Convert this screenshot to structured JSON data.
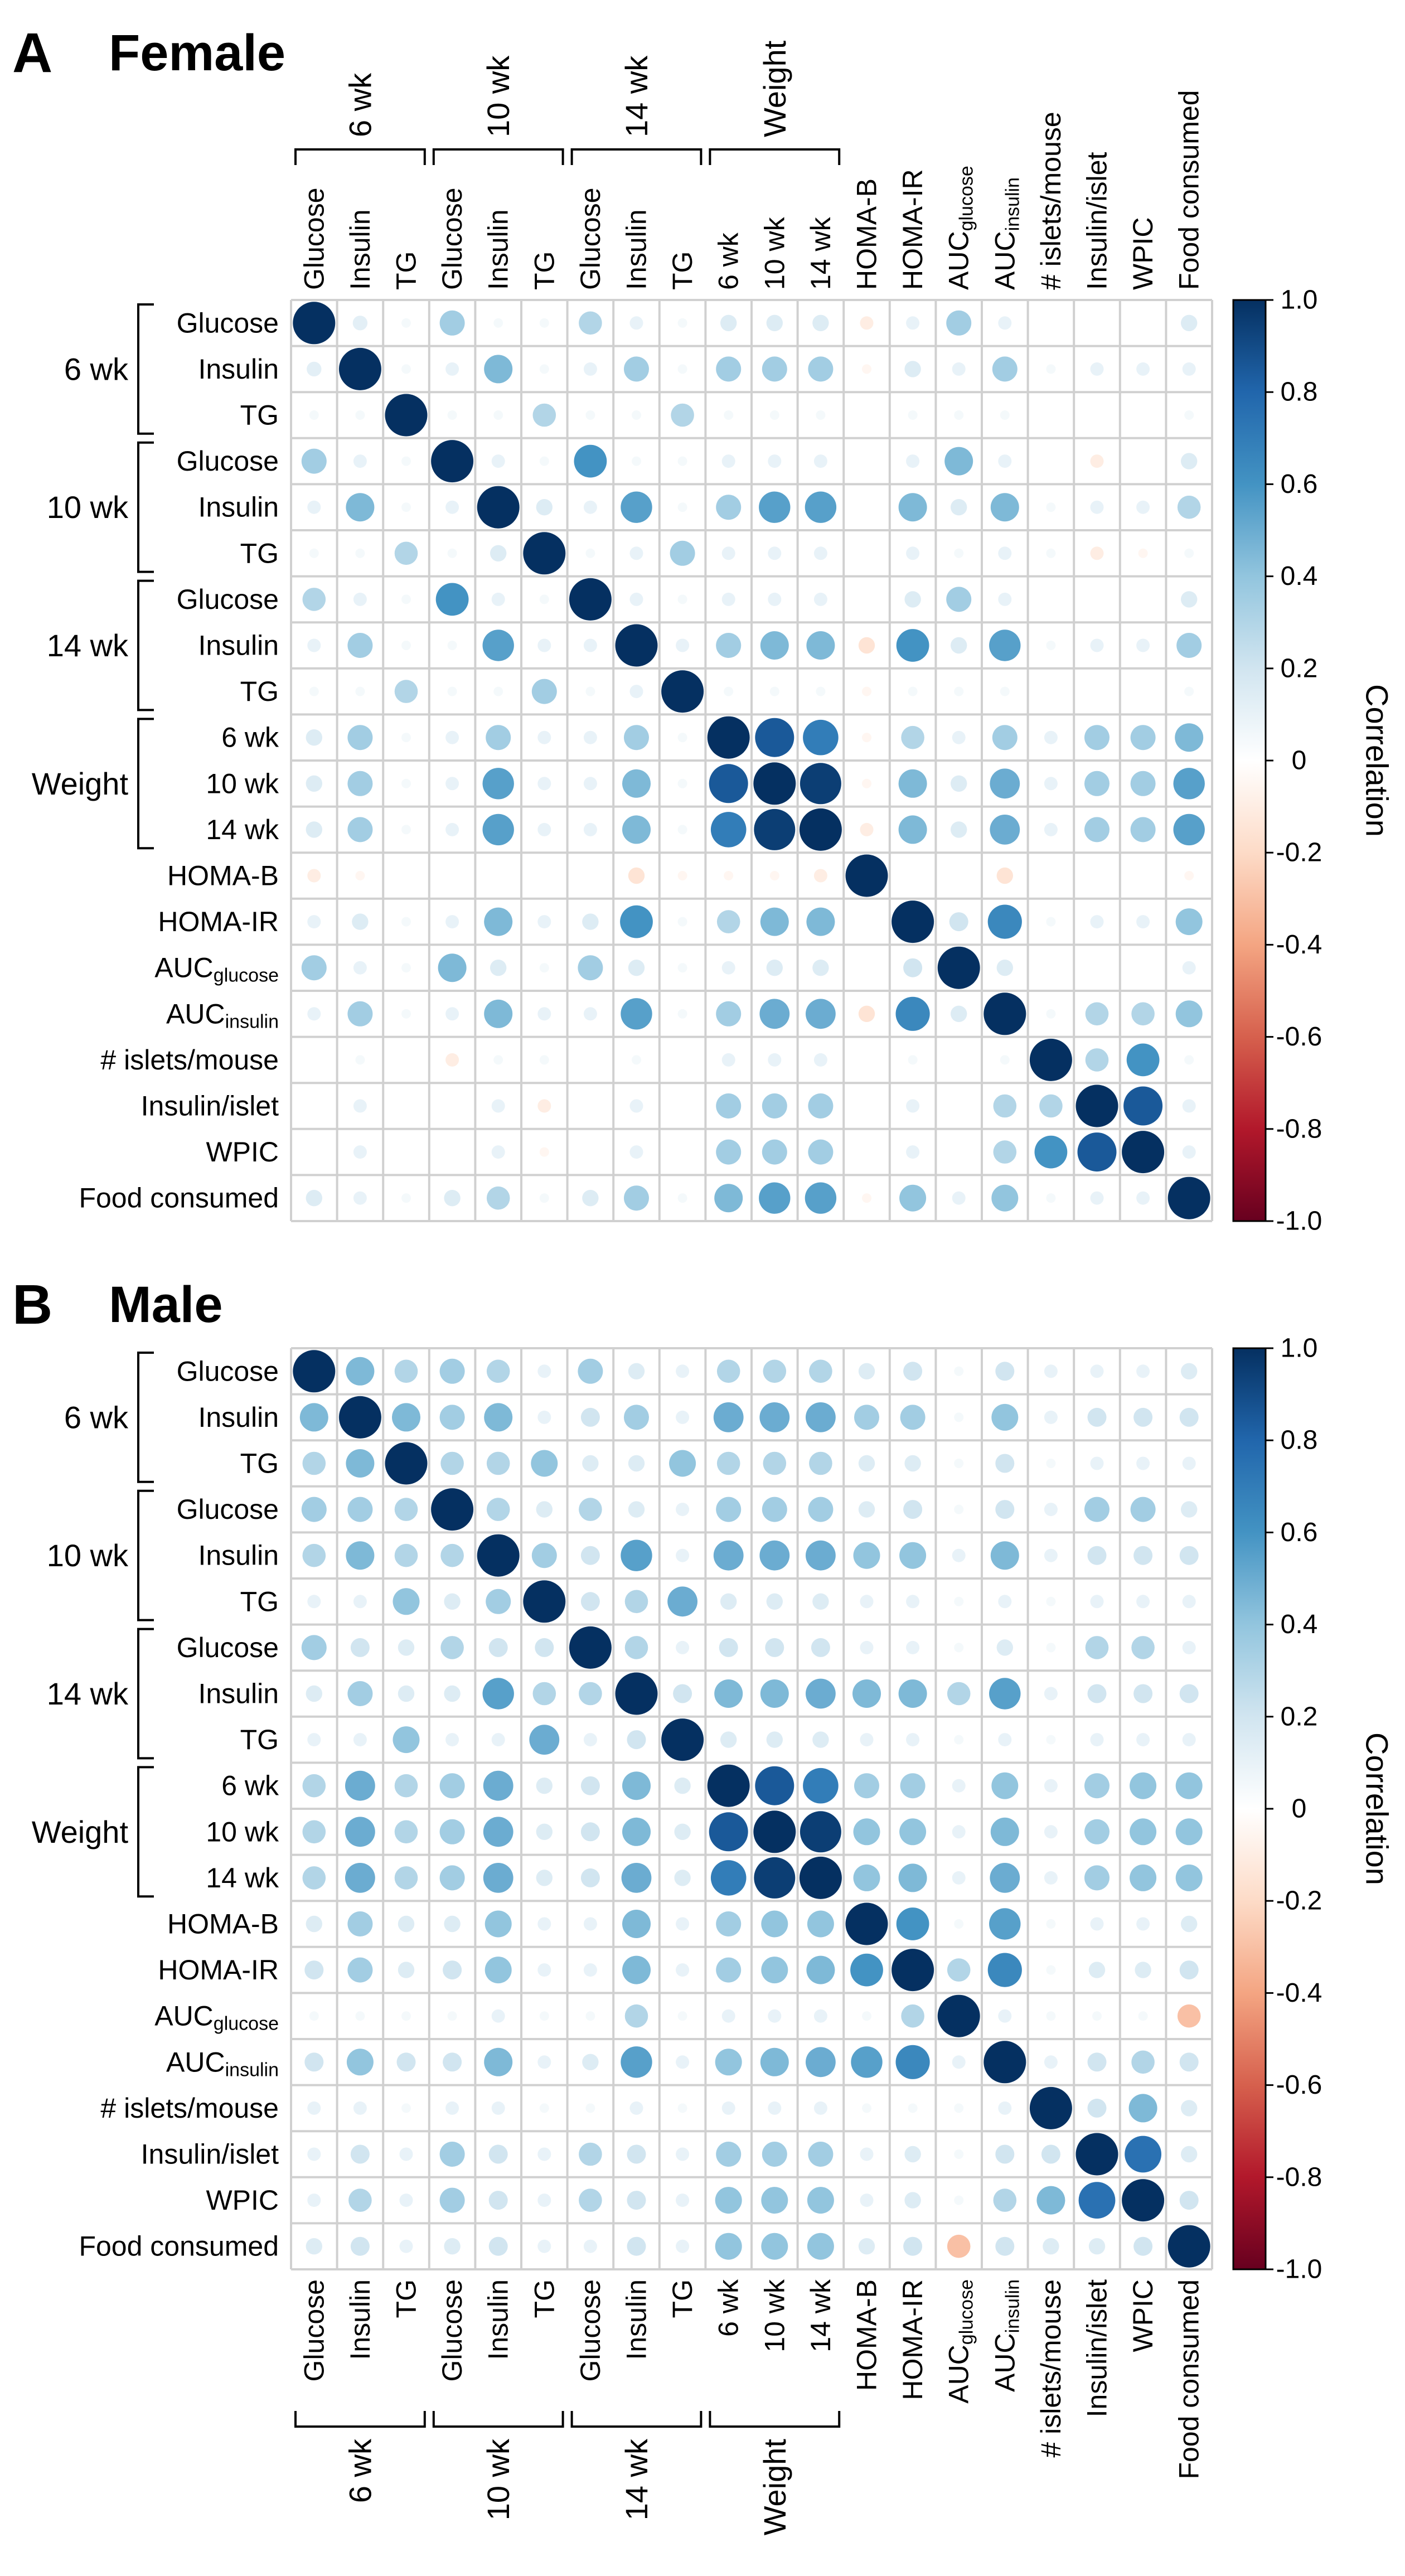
{
  "panels": [
    {
      "letter": "A",
      "title": "Female"
    },
    {
      "letter": "B",
      "title": "Male"
    }
  ],
  "row_labels": [
    {
      "text": "Glucose"
    },
    {
      "text": "Insulin"
    },
    {
      "text": "TG"
    },
    {
      "text": "Glucose"
    },
    {
      "text": "Insulin"
    },
    {
      "text": "TG"
    },
    {
      "text": "Glucose"
    },
    {
      "text": "Insulin"
    },
    {
      "text": "TG"
    },
    {
      "text": "6 wk"
    },
    {
      "text": "10 wk"
    },
    {
      "text": "14 wk"
    },
    {
      "text": "HOMA-B"
    },
    {
      "text": "HOMA-IR"
    },
    {
      "text": "AUC",
      "sub": "glucose"
    },
    {
      "text": "AUC",
      "sub": "insulin"
    },
    {
      "text": "# islets/mouse"
    },
    {
      "text": "Insulin/islet"
    },
    {
      "text": "WPIC"
    },
    {
      "text": "Food consumed"
    }
  ],
  "groups": [
    {
      "label": "6 wk",
      "rows": [
        0,
        2
      ]
    },
    {
      "label": "10 wk",
      "rows": [
        3,
        5
      ]
    },
    {
      "label": "14 wk",
      "rows": [
        6,
        8
      ]
    },
    {
      "label": "Weight",
      "rows": [
        9,
        11
      ]
    }
  ],
  "colorbar": {
    "title": "Correlation",
    "ticks": [
      "1.0",
      "0.8",
      "0.6",
      "0.4",
      "0.2",
      "0",
      "-0.2",
      "-0.4",
      "-0.6",
      "-0.8",
      "-1.0"
    ],
    "colors": [
      "#67001f",
      "#b2182b",
      "#d6604d",
      "#f4a582",
      "#fddbc7",
      "#ffffff",
      "#d1e5f0",
      "#92c5de",
      "#4393c3",
      "#2166ac",
      "#053061"
    ]
  },
  "chart_data": [
    {
      "type": "heatmap",
      "title": "Female",
      "vmin": -1,
      "vmax": 1,
      "matrix": [
        [
          1,
          0.12,
          0.05,
          0.35,
          0.05,
          0.05,
          0.3,
          0.1,
          0.05,
          0.15,
          0.15,
          0.15,
          -0.1,
          0.1,
          0.35,
          0.1,
          0,
          0,
          0,
          0.15
        ],
        [
          0.12,
          1,
          0.05,
          0.1,
          0.45,
          0.05,
          0.1,
          0.35,
          0.05,
          0.35,
          0.35,
          0.35,
          -0.05,
          0.15,
          0.1,
          0.35,
          0.05,
          0.1,
          0.1,
          0.1
        ],
        [
          0.05,
          0.05,
          1,
          0.05,
          0.05,
          0.3,
          0.05,
          0.05,
          0.3,
          0.05,
          0.05,
          0.05,
          0,
          0.05,
          0.05,
          0.05,
          0,
          0,
          0,
          0.05
        ],
        [
          0.35,
          0.1,
          0.05,
          1,
          0.1,
          0.05,
          0.6,
          0.05,
          0.05,
          0.1,
          0.1,
          0.1,
          0,
          0.1,
          0.45,
          0.1,
          0,
          -0.1,
          0,
          0.15
        ],
        [
          0.1,
          0.45,
          0.05,
          0.1,
          1,
          0.15,
          0.1,
          0.55,
          0.05,
          0.35,
          0.55,
          0.55,
          0,
          0.45,
          0.15,
          0.45,
          0.05,
          0.1,
          0.1,
          0.3
        ],
        [
          0.05,
          0.05,
          0.3,
          0.05,
          0.15,
          1,
          0.05,
          0.1,
          0.35,
          0.1,
          0.1,
          0.1,
          0,
          0.1,
          0.05,
          0.1,
          0.05,
          -0.1,
          -0.05,
          0.05
        ],
        [
          0.3,
          0.1,
          0.05,
          0.6,
          0.1,
          0.05,
          1,
          0.1,
          0.05,
          0.1,
          0.1,
          0.1,
          0,
          0.15,
          0.35,
          0.1,
          0,
          0,
          0,
          0.15
        ],
        [
          0.1,
          0.35,
          0.05,
          0.05,
          0.55,
          0.1,
          0.1,
          1,
          0.1,
          0.35,
          0.45,
          0.45,
          -0.15,
          0.6,
          0.15,
          0.55,
          0.05,
          0.1,
          0.1,
          0.35
        ],
        [
          0.05,
          0.05,
          0.3,
          0.05,
          0.05,
          0.35,
          0.05,
          0.1,
          1,
          0.05,
          0.05,
          0.05,
          -0.05,
          0.05,
          0.05,
          0.05,
          0,
          0,
          0,
          0.05
        ],
        [
          0.15,
          0.35,
          0.05,
          0.1,
          0.35,
          0.1,
          0.1,
          0.35,
          0.05,
          1,
          0.85,
          0.7,
          -0.05,
          0.3,
          0.1,
          0.35,
          0.1,
          0.35,
          0.35,
          0.45
        ],
        [
          0.15,
          0.35,
          0.05,
          0.1,
          0.55,
          0.1,
          0.1,
          0.45,
          0.05,
          0.85,
          1,
          0.95,
          -0.05,
          0.45,
          0.15,
          0.5,
          0.1,
          0.35,
          0.35,
          0.55
        ],
        [
          0.15,
          0.35,
          0.05,
          0.1,
          0.55,
          0.1,
          0.1,
          0.45,
          0.05,
          0.7,
          0.95,
          1,
          -0.1,
          0.45,
          0.15,
          0.5,
          0.1,
          0.35,
          0.35,
          0.55
        ],
        [
          -0.1,
          -0.05,
          0,
          0,
          0,
          0,
          0,
          -0.15,
          -0.05,
          -0.05,
          -0.05,
          -0.1,
          1,
          0,
          0,
          -0.15,
          0,
          0,
          0,
          -0.05
        ],
        [
          0.1,
          0.15,
          0.05,
          0.1,
          0.45,
          0.1,
          0.15,
          0.6,
          0.05,
          0.3,
          0.45,
          0.45,
          0,
          1,
          0.2,
          0.65,
          0.05,
          0.1,
          0.1,
          0.4
        ],
        [
          0.35,
          0.1,
          0.05,
          0.45,
          0.15,
          0.05,
          0.35,
          0.15,
          0.05,
          0.1,
          0.15,
          0.15,
          0,
          0.2,
          1,
          0.15,
          0,
          0,
          0,
          0.1
        ],
        [
          0.1,
          0.35,
          0.05,
          0.1,
          0.45,
          0.1,
          0.1,
          0.55,
          0.05,
          0.35,
          0.5,
          0.5,
          -0.15,
          0.65,
          0.15,
          1,
          0.05,
          0.3,
          0.3,
          0.4
        ],
        [
          0,
          0.05,
          0,
          -0.1,
          0.05,
          0.05,
          0,
          0.05,
          0,
          0.1,
          0.1,
          0.1,
          0,
          0.05,
          0,
          0.05,
          1,
          0.3,
          0.6,
          0.05
        ],
        [
          0,
          0.1,
          0,
          0,
          0.1,
          -0.1,
          0,
          0.1,
          0,
          0.35,
          0.35,
          0.35,
          0,
          0.1,
          0,
          0.3,
          0.3,
          1,
          0.85,
          0.1
        ],
        [
          0,
          0.1,
          0,
          0,
          0.1,
          -0.05,
          0,
          0.1,
          0,
          0.35,
          0.35,
          0.35,
          0,
          0.1,
          0,
          0.3,
          0.6,
          0.85,
          1,
          0.1
        ],
        [
          0.15,
          0.1,
          0.05,
          0.15,
          0.3,
          0.05,
          0.15,
          0.35,
          0.05,
          0.45,
          0.55,
          0.55,
          -0.05,
          0.4,
          0.1,
          0.4,
          0.05,
          0.1,
          0.1,
          1
        ]
      ]
    },
    {
      "type": "heatmap",
      "title": "Male",
      "vmin": -1,
      "vmax": 1,
      "matrix": [
        [
          1,
          0.45,
          0.3,
          0.35,
          0.3,
          0.1,
          0.35,
          0.15,
          0.1,
          0.3,
          0.3,
          0.3,
          0.15,
          0.2,
          0.05,
          0.2,
          0.1,
          0.1,
          0.1,
          0.15
        ],
        [
          0.45,
          1,
          0.45,
          0.35,
          0.45,
          0.1,
          0.2,
          0.35,
          0.1,
          0.5,
          0.5,
          0.5,
          0.35,
          0.35,
          0.05,
          0.4,
          0.1,
          0.2,
          0.2,
          0.2
        ],
        [
          0.3,
          0.45,
          1,
          0.3,
          0.3,
          0.4,
          0.15,
          0.15,
          0.4,
          0.3,
          0.3,
          0.3,
          0.15,
          0.15,
          0.05,
          0.2,
          0.05,
          0.1,
          0.1,
          0.1
        ],
        [
          0.35,
          0.35,
          0.3,
          1,
          0.3,
          0.15,
          0.3,
          0.15,
          0.1,
          0.35,
          0.35,
          0.35,
          0.15,
          0.2,
          0.05,
          0.2,
          0.1,
          0.35,
          0.35,
          0.15
        ],
        [
          0.3,
          0.45,
          0.3,
          0.3,
          1,
          0.35,
          0.2,
          0.55,
          0.1,
          0.5,
          0.5,
          0.5,
          0.4,
          0.4,
          0.1,
          0.45,
          0.1,
          0.2,
          0.2,
          0.2
        ],
        [
          0.1,
          0.1,
          0.4,
          0.15,
          0.35,
          1,
          0.2,
          0.3,
          0.5,
          0.15,
          0.15,
          0.15,
          0.1,
          0.1,
          0.05,
          0.1,
          0.05,
          0.1,
          0.1,
          0.1
        ],
        [
          0.35,
          0.2,
          0.15,
          0.3,
          0.2,
          0.2,
          1,
          0.3,
          0.1,
          0.2,
          0.2,
          0.2,
          0.1,
          0.1,
          0.05,
          0.15,
          0.05,
          0.3,
          0.3,
          0.1
        ],
        [
          0.15,
          0.35,
          0.15,
          0.15,
          0.55,
          0.3,
          0.3,
          1,
          0.2,
          0.45,
          0.45,
          0.5,
          0.45,
          0.45,
          0.3,
          0.55,
          0.1,
          0.2,
          0.2,
          0.2
        ],
        [
          0.1,
          0.1,
          0.4,
          0.1,
          0.1,
          0.5,
          0.1,
          0.2,
          1,
          0.15,
          0.15,
          0.15,
          0.1,
          0.1,
          0.05,
          0.1,
          0.05,
          0.1,
          0.1,
          0.1
        ],
        [
          0.3,
          0.5,
          0.3,
          0.35,
          0.5,
          0.15,
          0.2,
          0.45,
          0.15,
          1,
          0.85,
          0.7,
          0.35,
          0.35,
          0.1,
          0.4,
          0.1,
          0.35,
          0.4,
          0.4
        ],
        [
          0.3,
          0.5,
          0.3,
          0.35,
          0.5,
          0.15,
          0.2,
          0.45,
          0.15,
          0.85,
          1,
          0.95,
          0.4,
          0.4,
          0.1,
          0.45,
          0.1,
          0.35,
          0.4,
          0.4
        ],
        [
          0.3,
          0.5,
          0.3,
          0.35,
          0.5,
          0.15,
          0.2,
          0.5,
          0.15,
          0.7,
          0.95,
          1,
          0.4,
          0.45,
          0.1,
          0.5,
          0.1,
          0.35,
          0.4,
          0.4
        ],
        [
          0.15,
          0.35,
          0.15,
          0.15,
          0.4,
          0.1,
          0.1,
          0.45,
          0.1,
          0.35,
          0.4,
          0.4,
          1,
          0.6,
          0.05,
          0.55,
          0.05,
          0.1,
          0.1,
          0.15
        ],
        [
          0.2,
          0.35,
          0.15,
          0.2,
          0.4,
          0.1,
          0.1,
          0.45,
          0.1,
          0.35,
          0.4,
          0.45,
          0.6,
          1,
          0.3,
          0.65,
          0.05,
          0.15,
          0.15,
          0.2
        ],
        [
          0.05,
          0.05,
          0.05,
          0.05,
          0.1,
          0.05,
          0.05,
          0.3,
          0.05,
          0.1,
          0.1,
          0.1,
          0.05,
          0.3,
          1,
          0.1,
          0.05,
          0.05,
          0.05,
          -0.3
        ],
        [
          0.2,
          0.4,
          0.2,
          0.2,
          0.45,
          0.1,
          0.15,
          0.55,
          0.1,
          0.4,
          0.45,
          0.5,
          0.55,
          0.65,
          0.1,
          1,
          0.1,
          0.2,
          0.3,
          0.2
        ],
        [
          0.1,
          0.1,
          0.05,
          0.1,
          0.1,
          0.05,
          0.05,
          0.1,
          0.05,
          0.1,
          0.1,
          0.1,
          0.05,
          0.05,
          0.05,
          0.1,
          1,
          0.2,
          0.45,
          0.15
        ],
        [
          0.1,
          0.2,
          0.1,
          0.35,
          0.2,
          0.1,
          0.3,
          0.2,
          0.1,
          0.35,
          0.35,
          0.35,
          0.1,
          0.15,
          0.05,
          0.2,
          0.2,
          1,
          0.75,
          0.15
        ],
        [
          0.1,
          0.3,
          0.1,
          0.35,
          0.2,
          0.1,
          0.3,
          0.2,
          0.1,
          0.4,
          0.4,
          0.4,
          0.1,
          0.15,
          0.05,
          0.3,
          0.45,
          0.75,
          1,
          0.2
        ],
        [
          0.15,
          0.2,
          0.1,
          0.15,
          0.2,
          0.1,
          0.1,
          0.2,
          0.1,
          0.4,
          0.4,
          0.4,
          0.15,
          0.2,
          -0.3,
          0.2,
          0.15,
          0.15,
          0.2,
          1
        ]
      ]
    }
  ]
}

- _TASK DIRECTIONS_
Work out how many lines of the listing above include the word "title". Reply with nothing but the count.

- _WRITTEN SOLUTION_
5